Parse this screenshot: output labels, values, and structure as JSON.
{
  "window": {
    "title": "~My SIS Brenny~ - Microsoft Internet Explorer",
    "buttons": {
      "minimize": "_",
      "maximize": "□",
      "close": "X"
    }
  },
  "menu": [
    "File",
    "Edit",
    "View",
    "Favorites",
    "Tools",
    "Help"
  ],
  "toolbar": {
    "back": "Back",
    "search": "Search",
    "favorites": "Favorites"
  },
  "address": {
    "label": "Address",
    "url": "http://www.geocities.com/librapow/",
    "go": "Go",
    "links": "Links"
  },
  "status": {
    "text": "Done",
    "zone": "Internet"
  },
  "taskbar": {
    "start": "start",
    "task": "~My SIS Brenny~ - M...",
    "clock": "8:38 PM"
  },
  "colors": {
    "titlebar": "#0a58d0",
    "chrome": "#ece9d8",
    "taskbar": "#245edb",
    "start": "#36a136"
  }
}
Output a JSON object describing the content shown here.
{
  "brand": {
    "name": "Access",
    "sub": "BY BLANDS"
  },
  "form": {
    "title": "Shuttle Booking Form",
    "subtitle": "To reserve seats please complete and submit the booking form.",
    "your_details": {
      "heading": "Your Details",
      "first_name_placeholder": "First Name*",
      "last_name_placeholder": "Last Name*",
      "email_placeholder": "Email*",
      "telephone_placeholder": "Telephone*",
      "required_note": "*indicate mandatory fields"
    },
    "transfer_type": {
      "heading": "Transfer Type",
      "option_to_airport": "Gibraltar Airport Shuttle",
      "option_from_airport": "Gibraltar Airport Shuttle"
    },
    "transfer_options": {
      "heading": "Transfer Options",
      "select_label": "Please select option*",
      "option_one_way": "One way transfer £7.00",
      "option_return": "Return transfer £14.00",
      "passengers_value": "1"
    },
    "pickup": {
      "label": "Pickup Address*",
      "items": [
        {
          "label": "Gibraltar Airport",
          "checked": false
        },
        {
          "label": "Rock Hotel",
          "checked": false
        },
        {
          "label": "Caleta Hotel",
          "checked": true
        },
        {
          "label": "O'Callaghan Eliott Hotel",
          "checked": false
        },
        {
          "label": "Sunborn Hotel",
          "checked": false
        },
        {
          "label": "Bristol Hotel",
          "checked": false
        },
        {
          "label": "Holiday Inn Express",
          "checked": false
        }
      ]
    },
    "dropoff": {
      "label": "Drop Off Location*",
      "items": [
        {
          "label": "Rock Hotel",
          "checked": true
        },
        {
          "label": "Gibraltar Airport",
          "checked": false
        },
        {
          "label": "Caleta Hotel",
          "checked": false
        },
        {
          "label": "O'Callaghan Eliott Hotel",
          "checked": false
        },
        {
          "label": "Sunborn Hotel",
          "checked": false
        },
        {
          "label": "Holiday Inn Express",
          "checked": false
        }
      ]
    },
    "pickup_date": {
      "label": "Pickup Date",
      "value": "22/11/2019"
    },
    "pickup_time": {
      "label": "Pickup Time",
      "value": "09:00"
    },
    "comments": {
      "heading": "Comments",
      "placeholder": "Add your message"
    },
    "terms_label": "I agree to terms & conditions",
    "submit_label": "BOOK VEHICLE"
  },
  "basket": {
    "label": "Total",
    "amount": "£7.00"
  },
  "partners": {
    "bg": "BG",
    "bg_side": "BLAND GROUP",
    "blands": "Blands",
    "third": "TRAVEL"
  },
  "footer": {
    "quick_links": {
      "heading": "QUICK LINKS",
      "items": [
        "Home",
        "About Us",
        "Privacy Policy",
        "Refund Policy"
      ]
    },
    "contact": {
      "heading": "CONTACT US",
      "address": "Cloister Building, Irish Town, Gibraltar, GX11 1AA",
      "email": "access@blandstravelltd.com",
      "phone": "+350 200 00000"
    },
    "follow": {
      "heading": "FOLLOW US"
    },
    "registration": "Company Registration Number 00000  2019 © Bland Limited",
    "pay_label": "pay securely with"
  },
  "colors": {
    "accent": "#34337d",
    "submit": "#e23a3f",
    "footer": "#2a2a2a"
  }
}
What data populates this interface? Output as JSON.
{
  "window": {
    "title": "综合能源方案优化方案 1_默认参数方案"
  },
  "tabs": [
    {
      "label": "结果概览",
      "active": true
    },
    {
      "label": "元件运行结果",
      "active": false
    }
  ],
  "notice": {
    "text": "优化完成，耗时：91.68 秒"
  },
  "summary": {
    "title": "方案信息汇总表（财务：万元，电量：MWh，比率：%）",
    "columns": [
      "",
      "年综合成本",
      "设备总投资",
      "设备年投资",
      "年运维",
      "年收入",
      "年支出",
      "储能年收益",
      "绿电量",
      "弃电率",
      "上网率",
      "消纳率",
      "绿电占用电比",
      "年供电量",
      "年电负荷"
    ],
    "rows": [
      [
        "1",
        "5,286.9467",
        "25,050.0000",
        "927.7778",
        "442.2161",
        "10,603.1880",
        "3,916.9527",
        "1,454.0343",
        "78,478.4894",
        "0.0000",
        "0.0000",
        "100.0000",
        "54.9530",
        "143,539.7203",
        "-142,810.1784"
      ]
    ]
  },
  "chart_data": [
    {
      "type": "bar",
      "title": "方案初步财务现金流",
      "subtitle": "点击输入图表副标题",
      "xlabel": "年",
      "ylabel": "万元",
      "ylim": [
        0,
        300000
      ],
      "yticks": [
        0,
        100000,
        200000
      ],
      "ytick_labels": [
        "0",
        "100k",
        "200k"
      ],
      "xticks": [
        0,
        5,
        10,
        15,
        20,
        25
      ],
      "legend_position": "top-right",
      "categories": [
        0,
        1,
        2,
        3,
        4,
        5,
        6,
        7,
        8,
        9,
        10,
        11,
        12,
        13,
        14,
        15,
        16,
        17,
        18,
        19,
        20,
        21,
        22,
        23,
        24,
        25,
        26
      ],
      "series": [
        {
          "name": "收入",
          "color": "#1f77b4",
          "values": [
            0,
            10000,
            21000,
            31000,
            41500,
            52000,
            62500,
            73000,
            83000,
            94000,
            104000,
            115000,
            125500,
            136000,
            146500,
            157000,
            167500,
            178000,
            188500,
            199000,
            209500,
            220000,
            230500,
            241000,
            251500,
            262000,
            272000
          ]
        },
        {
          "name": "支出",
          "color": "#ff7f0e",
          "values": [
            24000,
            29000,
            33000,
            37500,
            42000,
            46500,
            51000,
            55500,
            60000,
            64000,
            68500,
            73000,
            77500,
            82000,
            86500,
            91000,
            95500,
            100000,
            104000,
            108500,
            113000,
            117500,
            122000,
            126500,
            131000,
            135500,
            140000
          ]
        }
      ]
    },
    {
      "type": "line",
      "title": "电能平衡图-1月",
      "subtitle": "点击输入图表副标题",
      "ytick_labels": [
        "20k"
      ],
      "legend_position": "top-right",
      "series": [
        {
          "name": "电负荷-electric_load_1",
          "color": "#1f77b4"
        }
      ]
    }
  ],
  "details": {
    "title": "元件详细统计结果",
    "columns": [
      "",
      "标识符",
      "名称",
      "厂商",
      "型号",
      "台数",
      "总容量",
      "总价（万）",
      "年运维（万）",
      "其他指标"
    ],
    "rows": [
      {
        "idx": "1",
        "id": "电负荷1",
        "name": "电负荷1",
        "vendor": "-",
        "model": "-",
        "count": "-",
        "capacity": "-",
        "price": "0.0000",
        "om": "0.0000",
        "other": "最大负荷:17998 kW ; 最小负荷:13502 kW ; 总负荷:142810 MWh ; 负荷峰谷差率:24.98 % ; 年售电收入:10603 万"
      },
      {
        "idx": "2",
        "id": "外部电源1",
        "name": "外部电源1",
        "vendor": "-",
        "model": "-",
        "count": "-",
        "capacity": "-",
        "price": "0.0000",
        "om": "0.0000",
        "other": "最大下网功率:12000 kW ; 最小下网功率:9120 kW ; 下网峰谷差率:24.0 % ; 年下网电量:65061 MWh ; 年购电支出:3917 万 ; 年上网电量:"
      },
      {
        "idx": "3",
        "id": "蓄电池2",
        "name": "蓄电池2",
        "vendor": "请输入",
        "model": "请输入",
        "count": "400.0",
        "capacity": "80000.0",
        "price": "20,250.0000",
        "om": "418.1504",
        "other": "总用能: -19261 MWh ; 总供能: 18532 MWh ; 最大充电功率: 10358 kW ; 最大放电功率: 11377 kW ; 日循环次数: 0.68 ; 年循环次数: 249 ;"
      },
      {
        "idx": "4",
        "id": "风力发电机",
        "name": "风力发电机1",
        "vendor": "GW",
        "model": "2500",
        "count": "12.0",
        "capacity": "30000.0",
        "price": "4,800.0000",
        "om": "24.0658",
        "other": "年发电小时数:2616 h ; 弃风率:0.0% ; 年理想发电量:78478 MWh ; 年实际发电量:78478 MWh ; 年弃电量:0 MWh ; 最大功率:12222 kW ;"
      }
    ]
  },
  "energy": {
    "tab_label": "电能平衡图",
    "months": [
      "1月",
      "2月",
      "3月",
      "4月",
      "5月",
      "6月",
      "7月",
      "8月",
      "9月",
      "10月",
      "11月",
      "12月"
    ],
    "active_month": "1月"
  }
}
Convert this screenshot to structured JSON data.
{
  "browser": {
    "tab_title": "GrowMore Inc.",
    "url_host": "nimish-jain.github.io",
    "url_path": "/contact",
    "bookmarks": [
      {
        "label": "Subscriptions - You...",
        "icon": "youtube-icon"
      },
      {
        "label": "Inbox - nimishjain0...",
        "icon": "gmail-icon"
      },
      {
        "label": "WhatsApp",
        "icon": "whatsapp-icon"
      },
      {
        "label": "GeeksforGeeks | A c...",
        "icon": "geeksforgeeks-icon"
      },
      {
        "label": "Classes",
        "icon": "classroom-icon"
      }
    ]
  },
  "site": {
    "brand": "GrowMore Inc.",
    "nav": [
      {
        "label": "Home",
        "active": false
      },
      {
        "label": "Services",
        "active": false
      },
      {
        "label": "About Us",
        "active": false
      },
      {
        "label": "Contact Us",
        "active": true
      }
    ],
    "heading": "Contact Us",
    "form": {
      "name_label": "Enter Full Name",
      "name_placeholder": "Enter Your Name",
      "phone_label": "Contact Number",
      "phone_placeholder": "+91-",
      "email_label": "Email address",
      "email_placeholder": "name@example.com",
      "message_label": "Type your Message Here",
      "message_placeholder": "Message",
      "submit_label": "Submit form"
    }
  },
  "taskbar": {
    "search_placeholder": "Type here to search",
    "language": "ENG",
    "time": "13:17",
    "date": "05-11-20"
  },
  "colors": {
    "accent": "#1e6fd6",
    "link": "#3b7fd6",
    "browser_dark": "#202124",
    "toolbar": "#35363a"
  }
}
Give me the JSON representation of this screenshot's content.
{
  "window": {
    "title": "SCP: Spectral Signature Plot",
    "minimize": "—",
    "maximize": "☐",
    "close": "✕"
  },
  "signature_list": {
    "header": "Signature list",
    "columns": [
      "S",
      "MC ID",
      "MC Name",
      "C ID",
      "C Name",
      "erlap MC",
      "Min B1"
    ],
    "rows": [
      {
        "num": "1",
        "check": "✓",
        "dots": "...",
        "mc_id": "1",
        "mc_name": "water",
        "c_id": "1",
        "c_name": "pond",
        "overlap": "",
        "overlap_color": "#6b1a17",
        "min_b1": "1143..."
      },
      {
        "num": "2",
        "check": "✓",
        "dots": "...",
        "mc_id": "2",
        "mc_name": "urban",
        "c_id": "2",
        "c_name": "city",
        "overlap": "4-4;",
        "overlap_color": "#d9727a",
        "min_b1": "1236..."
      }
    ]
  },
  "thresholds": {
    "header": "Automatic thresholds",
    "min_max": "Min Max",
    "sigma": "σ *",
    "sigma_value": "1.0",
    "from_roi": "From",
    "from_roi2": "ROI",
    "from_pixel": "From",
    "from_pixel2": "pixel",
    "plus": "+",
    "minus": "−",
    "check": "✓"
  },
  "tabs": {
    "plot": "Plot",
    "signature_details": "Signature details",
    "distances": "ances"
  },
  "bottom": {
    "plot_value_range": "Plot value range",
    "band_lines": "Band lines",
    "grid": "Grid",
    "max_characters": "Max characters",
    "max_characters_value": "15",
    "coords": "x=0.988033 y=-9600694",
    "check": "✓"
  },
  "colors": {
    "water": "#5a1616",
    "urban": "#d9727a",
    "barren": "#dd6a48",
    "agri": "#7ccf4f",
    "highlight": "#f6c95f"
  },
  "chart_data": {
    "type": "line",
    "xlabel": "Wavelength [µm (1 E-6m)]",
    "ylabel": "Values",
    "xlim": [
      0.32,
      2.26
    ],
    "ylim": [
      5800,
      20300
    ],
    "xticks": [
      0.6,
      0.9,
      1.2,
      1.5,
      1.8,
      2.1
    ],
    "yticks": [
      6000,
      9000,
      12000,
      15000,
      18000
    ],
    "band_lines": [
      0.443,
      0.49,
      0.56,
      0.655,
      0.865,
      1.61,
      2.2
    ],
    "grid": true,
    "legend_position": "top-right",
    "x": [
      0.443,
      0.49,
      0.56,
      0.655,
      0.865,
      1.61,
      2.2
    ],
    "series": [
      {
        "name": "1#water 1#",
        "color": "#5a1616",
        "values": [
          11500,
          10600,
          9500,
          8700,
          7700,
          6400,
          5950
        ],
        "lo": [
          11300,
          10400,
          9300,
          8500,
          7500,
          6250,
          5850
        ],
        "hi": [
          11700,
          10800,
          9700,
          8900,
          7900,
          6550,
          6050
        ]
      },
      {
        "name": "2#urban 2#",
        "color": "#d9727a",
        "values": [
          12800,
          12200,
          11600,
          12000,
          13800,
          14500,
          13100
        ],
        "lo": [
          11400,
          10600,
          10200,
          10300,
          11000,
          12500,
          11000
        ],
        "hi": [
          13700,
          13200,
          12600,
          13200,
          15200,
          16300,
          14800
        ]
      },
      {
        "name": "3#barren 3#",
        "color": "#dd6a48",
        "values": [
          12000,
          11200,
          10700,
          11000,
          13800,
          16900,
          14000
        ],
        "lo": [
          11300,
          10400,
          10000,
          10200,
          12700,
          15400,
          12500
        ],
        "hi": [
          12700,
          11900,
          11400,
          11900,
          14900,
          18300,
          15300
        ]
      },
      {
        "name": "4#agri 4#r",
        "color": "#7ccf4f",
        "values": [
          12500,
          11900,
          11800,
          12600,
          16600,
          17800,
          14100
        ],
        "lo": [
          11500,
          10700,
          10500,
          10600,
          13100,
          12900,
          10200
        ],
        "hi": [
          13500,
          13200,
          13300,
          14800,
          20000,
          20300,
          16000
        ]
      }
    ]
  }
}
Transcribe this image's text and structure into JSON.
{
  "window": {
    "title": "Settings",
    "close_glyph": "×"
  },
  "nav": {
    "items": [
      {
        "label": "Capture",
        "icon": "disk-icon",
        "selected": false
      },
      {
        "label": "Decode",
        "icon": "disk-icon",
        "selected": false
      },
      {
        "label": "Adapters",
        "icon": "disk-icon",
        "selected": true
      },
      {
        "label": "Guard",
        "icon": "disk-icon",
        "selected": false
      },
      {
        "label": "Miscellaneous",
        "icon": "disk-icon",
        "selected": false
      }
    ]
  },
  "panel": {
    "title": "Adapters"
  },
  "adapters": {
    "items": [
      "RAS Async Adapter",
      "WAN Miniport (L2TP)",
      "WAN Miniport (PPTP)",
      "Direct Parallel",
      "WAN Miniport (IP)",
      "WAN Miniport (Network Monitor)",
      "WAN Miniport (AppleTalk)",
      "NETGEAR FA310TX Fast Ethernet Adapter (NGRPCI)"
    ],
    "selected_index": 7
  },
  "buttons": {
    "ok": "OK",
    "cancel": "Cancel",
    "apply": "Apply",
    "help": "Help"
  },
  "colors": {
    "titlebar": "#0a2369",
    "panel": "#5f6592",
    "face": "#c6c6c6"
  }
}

--

Written exercise: Begin with the line that contains "Transcribe this image's" and quote each line after it exactly, stopping after the last line of the data.

Full response:
Transcribe this image's text and structure into JSON.
{
  "window": {
    "title": "Settings",
    "close_glyph": "×"
  },
  "nav": {
    "items": [
      {
        "label": "Capture",
        "icon": "disk-icon",
        "selected": false
      },
      {
        "label": "Decode",
        "icon": "disk-icon",
        "selected": false
      },
      {
        "label": "Adapters",
        "icon": "disk-icon",
        "selected": true
      },
      {
        "label": "Guard",
        "icon": "disk-icon",
        "selected": false
      },
      {
        "label": "Miscellaneous",
        "icon": "disk-icon",
        "selected": false
      }
    ]
  },
  "panel": {
    "title": "Adapters"
  },
  "adapters": {
    "items": [
      "RAS Async Adapter",
      "WAN Miniport (L2TP)",
      "WAN Miniport (PPTP)",
      "Direct Parallel",
      "WAN Miniport (IP)",
      "WAN Miniport (Network Monitor)",
      "WAN Miniport (AppleTalk)",
      "NETGEAR FA310TX Fast Ethernet Adapter (NGRPCI)"
    ],
    "selected_index": 7
  },
  "buttons": {
    "ok": "OK",
    "cancel": "Cancel",
    "apply": "Apply",
    "help": "Help"
  },
  "colors": {
    "titlebar": "#0a2369",
    "panel": "#5f6592",
    "face": "#c6c6c6"
  }
}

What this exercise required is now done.